Word for word, copy the data that follows and skip its pictures.
(Beginning of GIVEN DATA)
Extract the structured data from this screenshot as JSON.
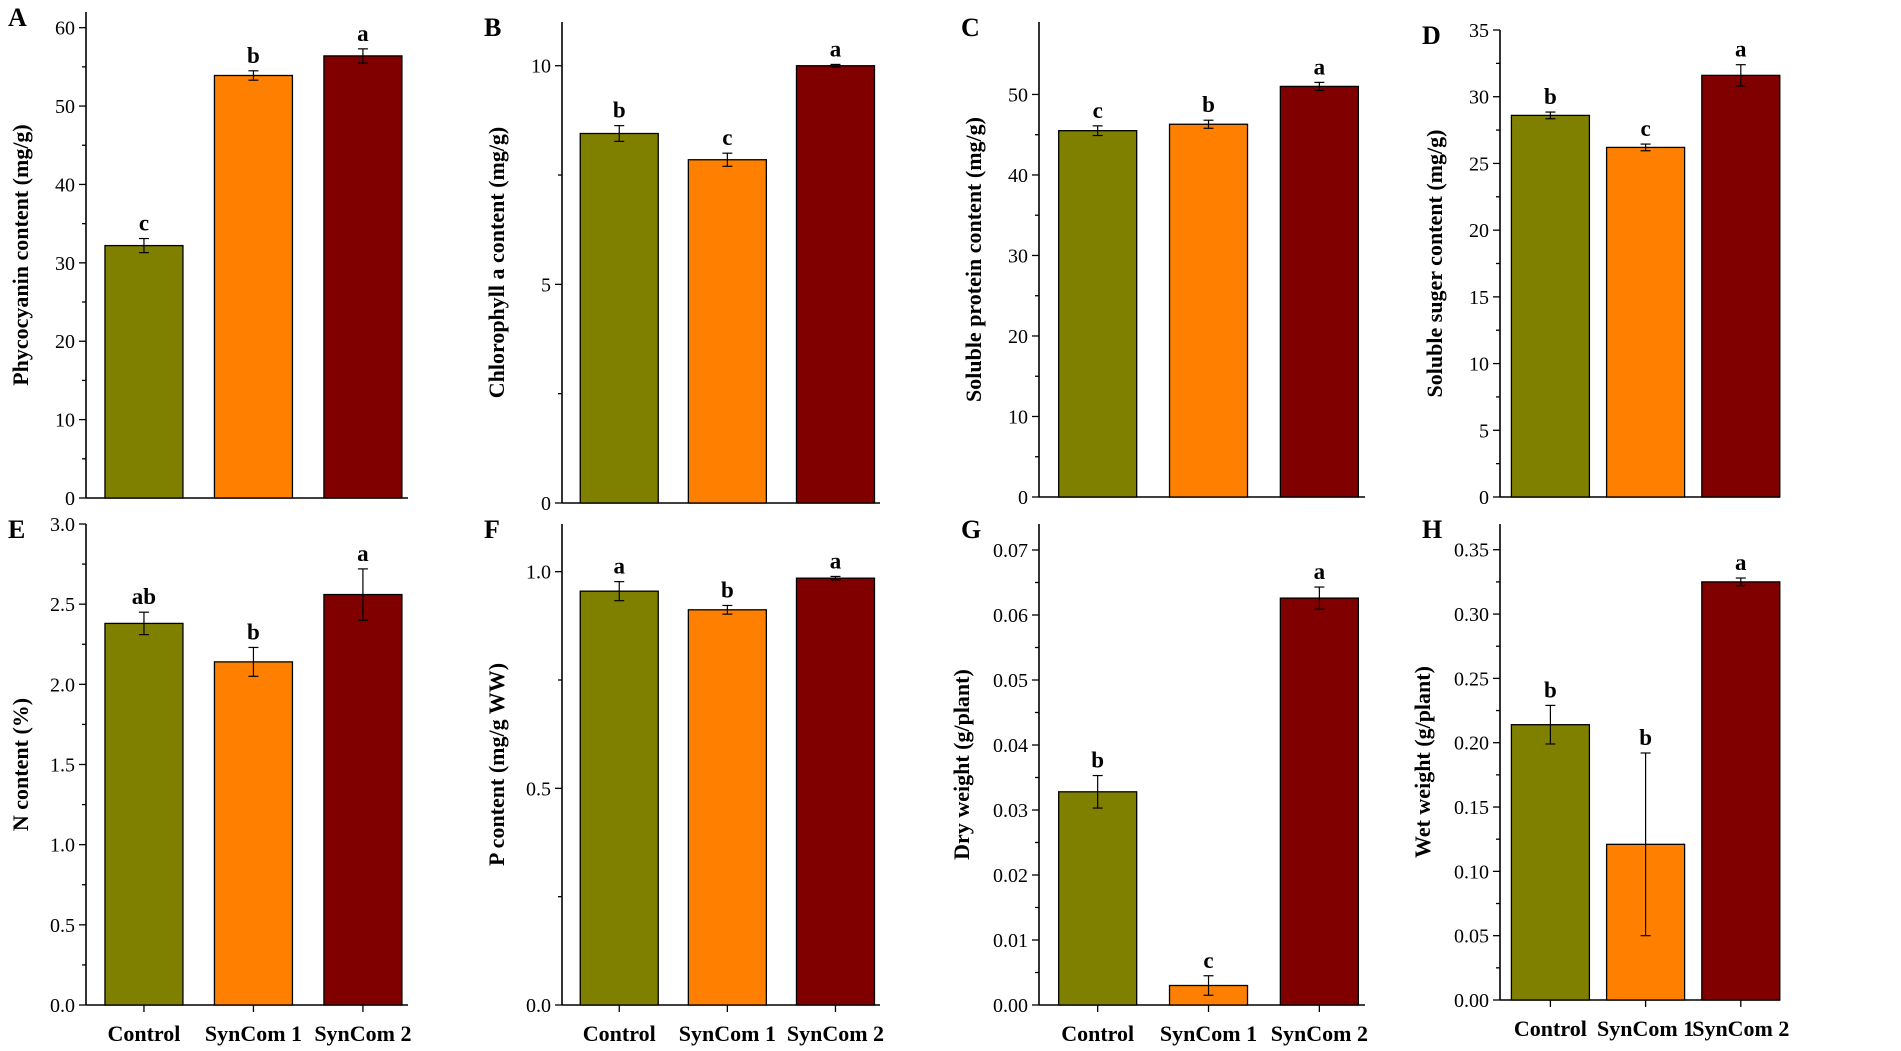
{
  "figure": {
    "colors": {
      "control": "#808000",
      "syncom1": "#FF8000",
      "syncom2": "#800000"
    }
  },
  "chart_data": [
    {
      "panel": "A",
      "type": "bar",
      "categories": [
        "Control",
        "SynCom 1",
        "SynCom 2"
      ],
      "values": [
        32.2,
        53.9,
        56.4
      ],
      "errors": [
        0.9,
        0.6,
        0.9
      ],
      "significance": [
        "c",
        "b",
        "a"
      ],
      "ylabel": "Phycocyanin content (mg/g)",
      "ylim": [
        0,
        62
      ],
      "yticks": [
        0,
        10,
        20,
        30,
        40,
        50,
        60
      ],
      "yticklabels": [
        "0",
        "10",
        "20",
        "30",
        "40",
        "50",
        "60"
      ]
    },
    {
      "panel": "B",
      "type": "bar",
      "categories": [
        "Control",
        "SynCom 1",
        "SynCom 2"
      ],
      "values": [
        8.45,
        7.85,
        10.0
      ],
      "errors": [
        0.18,
        0.15,
        0.03
      ],
      "significance": [
        "b",
        "c",
        "a"
      ],
      "ylabel": "Chlorophyll a content (mg/g)",
      "ylim": [
        0,
        11
      ],
      "yticks": [
        0,
        5,
        10
      ],
      "yticklabels": [
        "0",
        "5",
        "10"
      ]
    },
    {
      "panel": "C",
      "type": "bar",
      "categories": [
        "Control",
        "SynCom 1",
        "SynCom 2"
      ],
      "values": [
        45.5,
        46.3,
        51.0
      ],
      "errors": [
        0.6,
        0.5,
        0.5
      ],
      "significance": [
        "c",
        "b",
        "a"
      ],
      "ylabel": "Soluble protein content (mg/g)",
      "ylim": [
        0,
        59
      ],
      "yticks": [
        0,
        10,
        20,
        30,
        40,
        50
      ],
      "yticklabels": [
        "0",
        "10",
        "20",
        "30",
        "40",
        "50"
      ]
    },
    {
      "panel": "D",
      "type": "bar",
      "categories": [
        "Control",
        "SynCom 1",
        "SynCom 2"
      ],
      "values": [
        28.6,
        26.2,
        31.6
      ],
      "errors": [
        0.25,
        0.25,
        0.8
      ],
      "significance": [
        "b",
        "c",
        "a"
      ],
      "ylabel": "Soluble suger content (mg/g)",
      "ylim": [
        0,
        35
      ],
      "yticks": [
        0,
        5,
        10,
        15,
        20,
        25,
        30,
        35
      ],
      "yticklabels": [
        "0",
        "5",
        "10",
        "15",
        "20",
        "25",
        "30",
        "35"
      ]
    },
    {
      "panel": "E",
      "type": "bar",
      "categories": [
        "Control",
        "SynCom 1",
        "SynCom 2"
      ],
      "values": [
        2.38,
        2.14,
        2.56
      ],
      "errors": [
        0.07,
        0.09,
        0.16
      ],
      "significance": [
        "ab",
        "b",
        "a"
      ],
      "ylabel": "N content (%)",
      "ylim": [
        0,
        3.0
      ],
      "yticks": [
        0,
        0.5,
        1.0,
        1.5,
        2.0,
        2.5,
        3.0
      ],
      "yticklabels": [
        "0.0",
        "0.5",
        "1.0",
        "1.5",
        "2.0",
        "2.5",
        "3.0"
      ]
    },
    {
      "panel": "F",
      "type": "bar",
      "categories": [
        "Control",
        "SynCom 1",
        "SynCom 2"
      ],
      "values": [
        0.955,
        0.912,
        0.985
      ],
      "errors": [
        0.022,
        0.01,
        0.004
      ],
      "significance": [
        "a",
        "b",
        "a"
      ],
      "ylabel": "P content (mg/g WW)",
      "ylim": [
        0,
        1.11
      ],
      "yticks": [
        0,
        0.5,
        1.0
      ],
      "yticklabels": [
        "0.0",
        "0.5",
        "1.0"
      ]
    },
    {
      "panel": "G",
      "type": "bar",
      "categories": [
        "Control",
        "SynCom 1",
        "SynCom 2"
      ],
      "values": [
        0.0328,
        0.003,
        0.0626
      ],
      "errors": [
        0.0025,
        0.0015,
        0.0017
      ],
      "significance": [
        "b",
        "c",
        "a"
      ],
      "ylabel": "Dry weight (g/plant)",
      "ylim": [
        0,
        0.074
      ],
      "yticks": [
        0,
        0.01,
        0.02,
        0.03,
        0.04,
        0.05,
        0.06,
        0.07
      ],
      "yticklabels": [
        "0.00",
        "0.01",
        "0.02",
        "0.03",
        "0.04",
        "0.05",
        "0.06",
        "0.07"
      ]
    },
    {
      "panel": "H",
      "type": "bar",
      "categories": [
        "Control",
        "SynCom 1",
        "SynCom 2"
      ],
      "values": [
        0.214,
        0.121,
        0.325
      ],
      "errors": [
        0.015,
        0.071,
        0.003
      ],
      "significance": [
        "b",
        "b",
        "a"
      ],
      "ylabel": "Wet weight (g/plant)",
      "ylim": [
        0,
        0.37
      ],
      "yticks": [
        0,
        0.05,
        0.1,
        0.15,
        0.2,
        0.25,
        0.3,
        0.35
      ],
      "yticklabels": [
        "0.00",
        "0.05",
        "0.10",
        "0.15",
        "0.20",
        "0.25",
        "0.30",
        "0.35"
      ]
    }
  ]
}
(End of GIVEN DATA)
- WRITTEN SOLUTION -
Extract the structured data from this screenshot as JSON.
{
  "figure": {
    "colors": {
      "control": "#808000",
      "syncom1": "#FF8000",
      "syncom2": "#800000"
    }
  },
  "chart_data": [
    {
      "panel": "A",
      "type": "bar",
      "categories": [
        "Control",
        "SynCom 1",
        "SynCom 2"
      ],
      "values": [
        32.2,
        53.9,
        56.4
      ],
      "errors": [
        0.9,
        0.6,
        0.9
      ],
      "significance": [
        "c",
        "b",
        "a"
      ],
      "ylabel": "Phycocyanin content (mg/g)",
      "ylim": [
        0,
        62
      ],
      "yticks": [
        0,
        10,
        20,
        30,
        40,
        50,
        60
      ],
      "yticklabels": [
        "0",
        "10",
        "20",
        "30",
        "40",
        "50",
        "60"
      ]
    },
    {
      "panel": "B",
      "type": "bar",
      "categories": [
        "Control",
        "SynCom 1",
        "SynCom 2"
      ],
      "values": [
        8.45,
        7.85,
        10.0
      ],
      "errors": [
        0.18,
        0.15,
        0.03
      ],
      "significance": [
        "b",
        "c",
        "a"
      ],
      "ylabel": "Chlorophyll a content (mg/g)",
      "ylim": [
        0,
        11
      ],
      "yticks": [
        0,
        5,
        10
      ],
      "yticklabels": [
        "0",
        "5",
        "10"
      ]
    },
    {
      "panel": "C",
      "type": "bar",
      "categories": [
        "Control",
        "SynCom 1",
        "SynCom 2"
      ],
      "values": [
        45.5,
        46.3,
        51.0
      ],
      "errors": [
        0.6,
        0.5,
        0.5
      ],
      "significance": [
        "c",
        "b",
        "a"
      ],
      "ylabel": "Soluble protein content (mg/g)",
      "ylim": [
        0,
        59
      ],
      "yticks": [
        0,
        10,
        20,
        30,
        40,
        50
      ],
      "yticklabels": [
        "0",
        "10",
        "20",
        "30",
        "40",
        "50"
      ]
    },
    {
      "panel": "D",
      "type": "bar",
      "categories": [
        "Control",
        "SynCom 1",
        "SynCom 2"
      ],
      "values": [
        28.6,
        26.2,
        31.6
      ],
      "errors": [
        0.25,
        0.25,
        0.8
      ],
      "significance": [
        "b",
        "c",
        "a"
      ],
      "ylabel": "Soluble suger content (mg/g)",
      "ylim": [
        0,
        35
      ],
      "yticks": [
        0,
        5,
        10,
        15,
        20,
        25,
        30,
        35
      ],
      "yticklabels": [
        "0",
        "5",
        "10",
        "15",
        "20",
        "25",
        "30",
        "35"
      ]
    },
    {
      "panel": "E",
      "type": "bar",
      "categories": [
        "Control",
        "SynCom 1",
        "SynCom 2"
      ],
      "values": [
        2.38,
        2.14,
        2.56
      ],
      "errors": [
        0.07,
        0.09,
        0.16
      ],
      "significance": [
        "ab",
        "b",
        "a"
      ],
      "ylabel": "N content (%)",
      "ylim": [
        0,
        3.0
      ],
      "yticks": [
        0,
        0.5,
        1.0,
        1.5,
        2.0,
        2.5,
        3.0
      ],
      "yticklabels": [
        "0.0",
        "0.5",
        "1.0",
        "1.5",
        "2.0",
        "2.5",
        "3.0"
      ]
    },
    {
      "panel": "F",
      "type": "bar",
      "categories": [
        "Control",
        "SynCom 1",
        "SynCom 2"
      ],
      "values": [
        0.955,
        0.912,
        0.985
      ],
      "errors": [
        0.022,
        0.01,
        0.004
      ],
      "significance": [
        "a",
        "b",
        "a"
      ],
      "ylabel": "P content (mg/g WW)",
      "ylim": [
        0,
        1.11
      ],
      "yticks": [
        0,
        0.5,
        1.0
      ],
      "yticklabels": [
        "0.0",
        "0.5",
        "1.0"
      ]
    },
    {
      "panel": "G",
      "type": "bar",
      "categories": [
        "Control",
        "SynCom 1",
        "SynCom 2"
      ],
      "values": [
        0.0328,
        0.003,
        0.0626
      ],
      "errors": [
        0.0025,
        0.0015,
        0.0017
      ],
      "significance": [
        "b",
        "c",
        "a"
      ],
      "ylabel": "Dry weight (g/plant)",
      "ylim": [
        0,
        0.074
      ],
      "yticks": [
        0,
        0.01,
        0.02,
        0.03,
        0.04,
        0.05,
        0.06,
        0.07
      ],
      "yticklabels": [
        "0.00",
        "0.01",
        "0.02",
        "0.03",
        "0.04",
        "0.05",
        "0.06",
        "0.07"
      ]
    },
    {
      "panel": "H",
      "type": "bar",
      "categories": [
        "Control",
        "SynCom 1",
        "SynCom 2"
      ],
      "values": [
        0.214,
        0.121,
        0.325
      ],
      "errors": [
        0.015,
        0.071,
        0.003
      ],
      "significance": [
        "b",
        "b",
        "a"
      ],
      "ylabel": "Wet weight (g/plant)",
      "ylim": [
        0,
        0.37
      ],
      "yticks": [
        0,
        0.05,
        0.1,
        0.15,
        0.2,
        0.25,
        0.3,
        0.35
      ],
      "yticklabels": [
        "0.00",
        "0.05",
        "0.10",
        "0.15",
        "0.20",
        "0.25",
        "0.30",
        "0.35"
      ]
    }
  ]
}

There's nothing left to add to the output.